Material for this exercise »

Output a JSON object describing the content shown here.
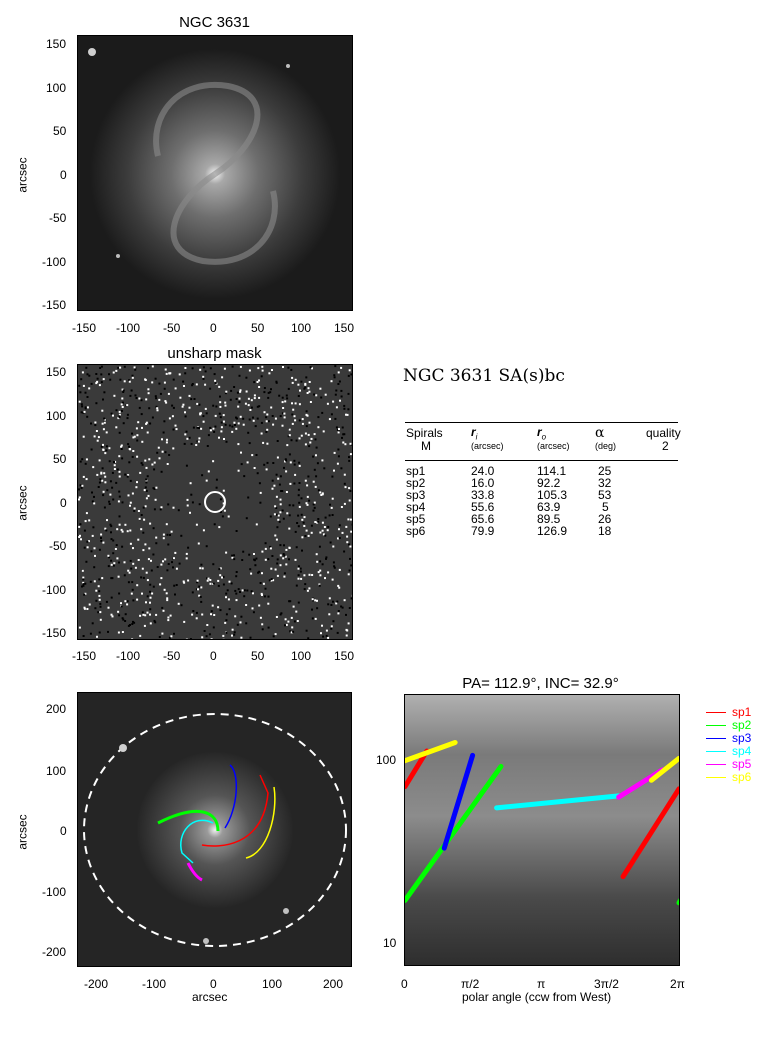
{
  "panel1": {
    "title": "NGC 3631",
    "ylabel": "arcsec",
    "xticks": [
      "-150",
      "-100",
      "-50",
      "0",
      "50",
      "100",
      "150"
    ],
    "yticks": [
      "150",
      "100",
      "50",
      "0",
      "-50",
      "-100",
      "-150"
    ]
  },
  "panel2": {
    "title": "unsharp mask",
    "ylabel": "arcsec",
    "xticks": [
      "-150",
      "-100",
      "-50",
      "0",
      "50",
      "100",
      "150"
    ],
    "yticks": [
      "150",
      "100",
      "50",
      "0",
      "-50",
      "-100",
      "-150"
    ]
  },
  "panel3": {
    "xlabel": "arcsec",
    "ylabel": "arcsec",
    "xticks": [
      "-200",
      "-100",
      "0",
      "100",
      "200"
    ],
    "yticks": [
      "200",
      "100",
      "0",
      "-100",
      "-200"
    ]
  },
  "info": {
    "title": "NGC 3631  SA(s)bc",
    "columns": {
      "c1": "Spirals",
      "c1sub": "M",
      "c2": "r",
      "c2i": "i",
      "c2sub": "(arcsec)",
      "c3": "r",
      "c3i": "o",
      "c3sub": "(arcsec)",
      "c4": "α",
      "c4sub": "(deg)",
      "c5": "quality",
      "c5sub": "2"
    },
    "rows": [
      {
        "name": "sp1",
        "ri": "24.0",
        "ro": "114.1",
        "alpha": "25"
      },
      {
        "name": "sp2",
        "ri": "16.0",
        "ro": "92.2",
        "alpha": "32"
      },
      {
        "name": "sp3",
        "ri": "33.8",
        "ro": "105.3",
        "alpha": "53"
      },
      {
        "name": "sp4",
        "ri": "55.6",
        "ro": "63.9",
        "alpha": "5"
      },
      {
        "name": "sp5",
        "ri": "65.6",
        "ro": "89.5",
        "alpha": "26"
      },
      {
        "name": "sp6",
        "ri": "79.9",
        "ro": "126.9",
        "alpha": "18"
      }
    ]
  },
  "chart_data": {
    "type": "line",
    "title": "PA= 112.9°, INC= 32.9°",
    "xlabel": "polar angle (ccw from West)",
    "ylabel": "",
    "xticks": [
      "0",
      "π/2",
      "π",
      "3π/2",
      "2π"
    ],
    "yticks": [
      "100",
      "10"
    ],
    "y_scale": "log",
    "xlim": [
      0,
      6.283
    ],
    "ylim": [
      7.5,
      230
    ],
    "series": [
      {
        "name": "sp1",
        "color": "#ff0000",
        "segments": [
          [
            [
              0.0,
              72
            ],
            [
              0.5,
              113
            ]
          ],
          [
            [
              5.0,
              23
            ],
            [
              6.283,
              70
            ]
          ]
        ]
      },
      {
        "name": "sp2",
        "color": "#00ff00",
        "segments": [
          [
            [
              0.0,
              17
            ],
            [
              2.2,
              93
            ]
          ],
          [
            [
              6.283,
              16.5
            ],
            [
              6.35,
              17.5
            ]
          ]
        ]
      },
      {
        "name": "sp3",
        "color": "#0000ff",
        "segments": [
          [
            [
              0.9,
              33
            ],
            [
              1.55,
              107
            ]
          ]
        ]
      },
      {
        "name": "sp4",
        "color": "#00ffff",
        "segments": [
          [
            [
              2.1,
              55
            ],
            [
              4.9,
              64
            ]
          ]
        ]
      },
      {
        "name": "sp5",
        "color": "#ff00ff",
        "segments": [
          [
            [
              4.9,
              63
            ],
            [
              5.9,
              89
            ]
          ]
        ]
      },
      {
        "name": "sp6",
        "color": "#ffff00",
        "segments": [
          [
            [
              0.0,
              100
            ],
            [
              1.15,
              126
            ]
          ],
          [
            [
              5.65,
              78
            ],
            [
              6.283,
              103
            ]
          ]
        ]
      }
    ]
  }
}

Problem description » Skip the images and write out the rest of the listing exactly.

Result of this exercise »
Output a JSON object describing the content shown here.
{
  "panel1": {
    "title": "NGC 3631",
    "ylabel": "arcsec",
    "xticks": [
      "-150",
      "-100",
      "-50",
      "0",
      "50",
      "100",
      "150"
    ],
    "yticks": [
      "150",
      "100",
      "50",
      "0",
      "-50",
      "-100",
      "-150"
    ]
  },
  "panel2": {
    "title": "unsharp mask",
    "ylabel": "arcsec",
    "xticks": [
      "-150",
      "-100",
      "-50",
      "0",
      "50",
      "100",
      "150"
    ],
    "yticks": [
      "150",
      "100",
      "50",
      "0",
      "-50",
      "-100",
      "-150"
    ]
  },
  "panel3": {
    "xlabel": "arcsec",
    "ylabel": "arcsec",
    "xticks": [
      "-200",
      "-100",
      "0",
      "100",
      "200"
    ],
    "yticks": [
      "200",
      "100",
      "0",
      "-100",
      "-200"
    ]
  },
  "info": {
    "title": "NGC 3631  SA(s)bc",
    "columns": {
      "c1": "Spirals",
      "c1sub": "M",
      "c2": "r",
      "c2i": "i",
      "c2sub": "(arcsec)",
      "c3": "r",
      "c3i": "o",
      "c3sub": "(arcsec)",
      "c4": "α",
      "c4sub": "(deg)",
      "c5": "quality",
      "c5sub": "2"
    },
    "rows": [
      {
        "name": "sp1",
        "ri": "24.0",
        "ro": "114.1",
        "alpha": "25"
      },
      {
        "name": "sp2",
        "ri": "16.0",
        "ro": "92.2",
        "alpha": "32"
      },
      {
        "name": "sp3",
        "ri": "33.8",
        "ro": "105.3",
        "alpha": "53"
      },
      {
        "name": "sp4",
        "ri": "55.6",
        "ro": "63.9",
        "alpha": "5"
      },
      {
        "name": "sp5",
        "ri": "65.6",
        "ro": "89.5",
        "alpha": "26"
      },
      {
        "name": "sp6",
        "ri": "79.9",
        "ro": "126.9",
        "alpha": "18"
      }
    ]
  },
  "chart_data": {
    "type": "line",
    "title": "PA= 112.9°, INC= 32.9°",
    "xlabel": "polar angle (ccw from West)",
    "ylabel": "",
    "xticks": [
      "0",
      "π/2",
      "π",
      "3π/2",
      "2π"
    ],
    "yticks": [
      "100",
      "10"
    ],
    "y_scale": "log",
    "xlim": [
      0,
      6.283
    ],
    "ylim": [
      7.5,
      230
    ],
    "series": [
      {
        "name": "sp1",
        "color": "#ff0000",
        "segments": [
          [
            [
              0.0,
              72
            ],
            [
              0.5,
              113
            ]
          ],
          [
            [
              5.0,
              23
            ],
            [
              6.283,
              70
            ]
          ]
        ]
      },
      {
        "name": "sp2",
        "color": "#00ff00",
        "segments": [
          [
            [
              0.0,
              17
            ],
            [
              2.2,
              93
            ]
          ],
          [
            [
              6.283,
              16.5
            ],
            [
              6.35,
              17.5
            ]
          ]
        ]
      },
      {
        "name": "sp3",
        "color": "#0000ff",
        "segments": [
          [
            [
              0.9,
              33
            ],
            [
              1.55,
              107
            ]
          ]
        ]
      },
      {
        "name": "sp4",
        "color": "#00ffff",
        "segments": [
          [
            [
              2.1,
              55
            ],
            [
              4.9,
              64
            ]
          ]
        ]
      },
      {
        "name": "sp5",
        "color": "#ff00ff",
        "segments": [
          [
            [
              4.9,
              63
            ],
            [
              5.9,
              89
            ]
          ]
        ]
      },
      {
        "name": "sp6",
        "color": "#ffff00",
        "segments": [
          [
            [
              0.0,
              100
            ],
            [
              1.15,
              126
            ]
          ],
          [
            [
              5.65,
              78
            ],
            [
              6.283,
              103
            ]
          ]
        ]
      }
    ]
  }
}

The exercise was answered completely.